(Data entries for graphics)
+ + + + +
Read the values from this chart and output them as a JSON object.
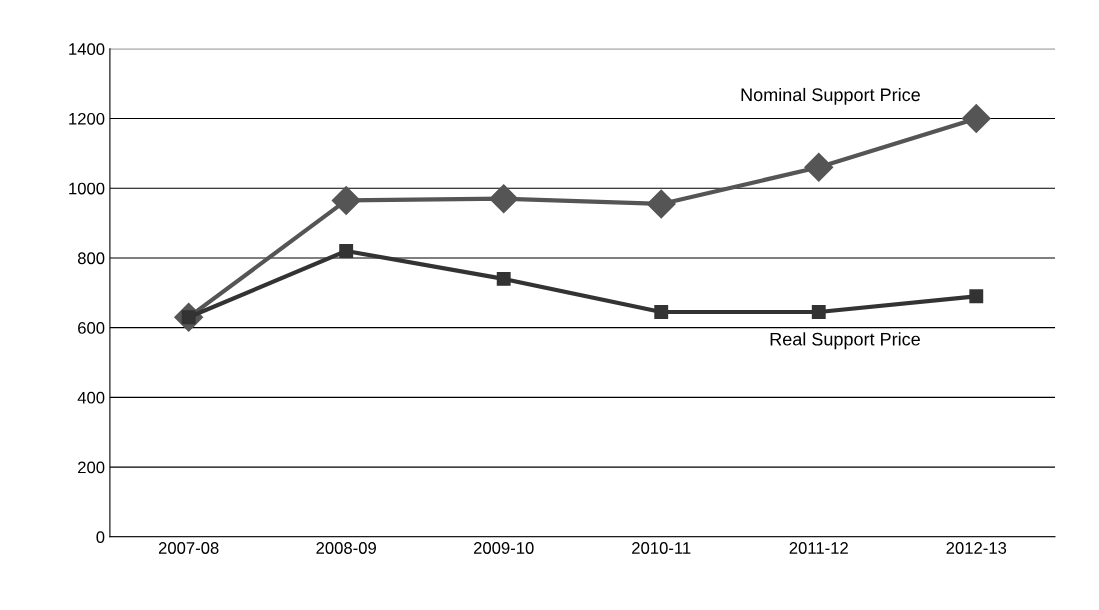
{
  "chart_data": {
    "type": "line",
    "categories": [
      "2007-08",
      "2008-09",
      "2009-10",
      "2010-11",
      "2011-12",
      "2012-13"
    ],
    "series": [
      {
        "name": "Nominal Support Price",
        "color": "#555555",
        "marker": "diamond",
        "values": [
          630,
          965,
          970,
          955,
          1060,
          1200
        ]
      },
      {
        "name": "Real Support Price",
        "color": "#333333",
        "marker": "square",
        "values": [
          630,
          820,
          740,
          645,
          645,
          690
        ]
      }
    ],
    "ylim": [
      0,
      1400
    ],
    "yticks": [
      0,
      200,
      400,
      600,
      800,
      1000,
      1200,
      1400
    ],
    "grid": "y",
    "legend": false
  }
}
+ + + + +
What you have to do: Write the records out once more, exactly as they appear, with no pictures.

Written reply:
Read the values from this chart and output them as a JSON object.
{
  "chart_data": {
    "type": "line",
    "categories": [
      "2007-08",
      "2008-09",
      "2009-10",
      "2010-11",
      "2011-12",
      "2012-13"
    ],
    "series": [
      {
        "name": "Nominal Support Price",
        "color": "#555555",
        "marker": "diamond",
        "values": [
          630,
          965,
          970,
          955,
          1060,
          1200
        ]
      },
      {
        "name": "Real Support Price",
        "color": "#333333",
        "marker": "square",
        "values": [
          630,
          820,
          740,
          645,
          645,
          690
        ]
      }
    ],
    "ylim": [
      0,
      1400
    ],
    "yticks": [
      0,
      200,
      400,
      600,
      800,
      1000,
      1200,
      1400
    ],
    "grid": "y",
    "legend": false
  }
}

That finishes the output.